## DESCRIPTION OF THE TASK
Reproduce the material exactly, omitting nothing.

## SUPPLIED DATA
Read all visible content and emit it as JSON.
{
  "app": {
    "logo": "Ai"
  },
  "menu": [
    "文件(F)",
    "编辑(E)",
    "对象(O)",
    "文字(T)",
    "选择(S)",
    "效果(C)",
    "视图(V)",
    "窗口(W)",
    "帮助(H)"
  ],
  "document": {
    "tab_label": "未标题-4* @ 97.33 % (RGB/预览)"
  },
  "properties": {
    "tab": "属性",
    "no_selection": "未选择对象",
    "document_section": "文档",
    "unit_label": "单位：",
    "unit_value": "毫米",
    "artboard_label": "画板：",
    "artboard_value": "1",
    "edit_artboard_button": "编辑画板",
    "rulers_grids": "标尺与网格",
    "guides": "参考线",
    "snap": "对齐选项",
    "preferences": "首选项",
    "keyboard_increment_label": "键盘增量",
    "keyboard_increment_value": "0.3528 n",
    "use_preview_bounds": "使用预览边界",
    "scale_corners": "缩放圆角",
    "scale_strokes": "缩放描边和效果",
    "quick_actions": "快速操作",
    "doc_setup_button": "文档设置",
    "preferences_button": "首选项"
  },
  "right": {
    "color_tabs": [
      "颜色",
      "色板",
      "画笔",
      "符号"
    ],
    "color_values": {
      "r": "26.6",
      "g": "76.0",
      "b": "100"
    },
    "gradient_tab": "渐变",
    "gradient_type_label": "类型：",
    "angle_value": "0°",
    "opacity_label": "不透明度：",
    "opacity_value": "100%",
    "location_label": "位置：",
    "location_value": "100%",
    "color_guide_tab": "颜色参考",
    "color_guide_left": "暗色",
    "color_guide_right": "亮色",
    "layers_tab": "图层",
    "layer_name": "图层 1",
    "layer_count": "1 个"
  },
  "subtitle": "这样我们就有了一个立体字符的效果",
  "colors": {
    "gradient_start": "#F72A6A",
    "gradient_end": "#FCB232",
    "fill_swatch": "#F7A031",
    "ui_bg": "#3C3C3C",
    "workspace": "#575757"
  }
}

## TASK ANSWER
Read all visible content and emit it as JSON.
{
  "app": {
    "logo": "Ai"
  },
  "menu": [
    "文件(F)",
    "编辑(E)",
    "对象(O)",
    "文字(T)",
    "选择(S)",
    "效果(C)",
    "视图(V)",
    "窗口(W)",
    "帮助(H)"
  ],
  "document": {
    "tab_label": "未标题-4* @ 97.33 % (RGB/预览)"
  },
  "properties": {
    "tab": "属性",
    "no_selection": "未选择对象",
    "document_section": "文档",
    "unit_label": "单位：",
    "unit_value": "毫米",
    "artboard_label": "画板：",
    "artboard_value": "1",
    "edit_artboard_button": "编辑画板",
    "rulers_grids": "标尺与网格",
    "guides": "参考线",
    "snap": "对齐选项",
    "preferences": "首选项",
    "keyboard_increment_label": "键盘增量",
    "keyboard_increment_value": "0.3528 n",
    "use_preview_bounds": "使用预览边界",
    "scale_corners": "缩放圆角",
    "scale_strokes": "缩放描边和效果",
    "quick_actions": "快速操作",
    "doc_setup_button": "文档设置",
    "preferences_button": "首选项"
  },
  "right": {
    "color_tabs": [
      "颜色",
      "色板",
      "画笔",
      "符号"
    ],
    "color_values": {
      "r": "26.6",
      "g": "76.0",
      "b": "100"
    },
    "gradient_tab": "渐变",
    "gradient_type_label": "类型：",
    "angle_value": "0°",
    "opacity_label": "不透明度：",
    "opacity_value": "100%",
    "location_label": "位置：",
    "location_value": "100%",
    "color_guide_tab": "颜色参考",
    "color_guide_left": "暗色",
    "color_guide_right": "亮色",
    "layers_tab": "图层",
    "layer_name": "图层 1",
    "layer_count": "1 个"
  },
  "subtitle": "这样我们就有了一个立体字符的效果",
  "colors": {
    "gradient_start": "#F72A6A",
    "gradient_end": "#FCB232",
    "fill_swatch": "#F7A031",
    "ui_bg": "#3C3C3C",
    "workspace": "#575757"
  }
}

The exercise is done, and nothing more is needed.